* Work required *
Reproduce the data below in full and exclude every picture.

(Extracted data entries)

------------------------------------------------

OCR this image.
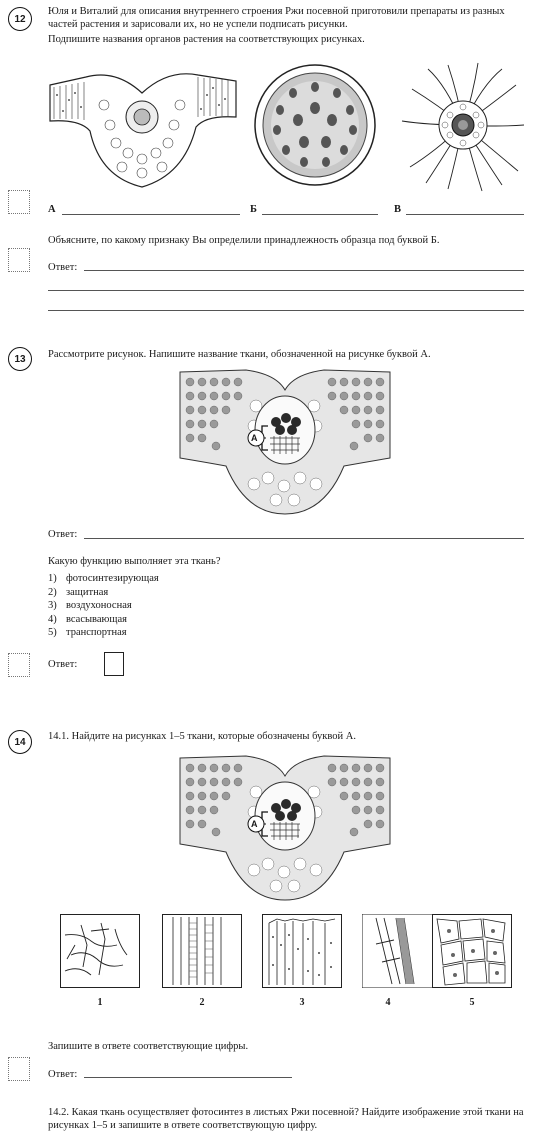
12
Юля и Виталий для описания внутреннего строения Ржи посевной приготовили препараты из разных частей растения и зарисовали их, но не успели подписать рисунки.
Подпишите названия органов растения на соответствующих рисунках.
А	Б	В
Объясните, по какому признаку Вы определили принадлежность образца под буквой Б.
Ответ:
13	Рассмотрите рисунок. Напишите название ткани, обозначенной на рисунке буквой А.
А
Ответ:
Какую функцию выполняет эта ткань?
1) фотосинтезирующая
2) защитная
3) воздухоносная
4) всасывающая
5) транспортная
Ответ:
14	14.1. Найдите на рисунках 1–5 ткани, которые обозначены буквой А.
А
1	2	3	4	5
Запишите в ответе соответствующие цифры.
Ответ:
14.2. Какая ткань осуществляет фотосинтез в листьях Ржи посевной? Найдите изображение этой ткани на рисунках 1–5 и запишите в ответе соответствующую цифру.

------------------------------------------------

* Full answer *
OCR this image.
12
Юля и Виталий для описания внутреннего строения Ржи посевной приготовили препараты из разных частей растения и зарисовали их, но не успели подписать рисунки.
Подпишите названия органов растения на соответствующих рисунках.
А	Б	В
Объясните, по какому признаку Вы определили принадлежность образца под буквой Б.
Ответ:
13	Рассмотрите рисунок. Напишите название ткани, обозначенной на рисунке буквой А.
А
Ответ:
Какую функцию выполняет эта ткань?
1) фотосинтезирующая
2) защитная
3) воздухоносная
4) всасывающая
5) транспортная
Ответ:
14	14.1. Найдите на рисунках 1–5 ткани, которые обозначены буквой А.
А
1	2	3	4	5
Запишите в ответе соответствующие цифры.
Ответ:
14.2. Какая ткань осуществляет фотосинтез в листьях Ржи посевной? Найдите изображение этой ткани на рисунках 1–5 и запишите в ответе соответствующую цифру.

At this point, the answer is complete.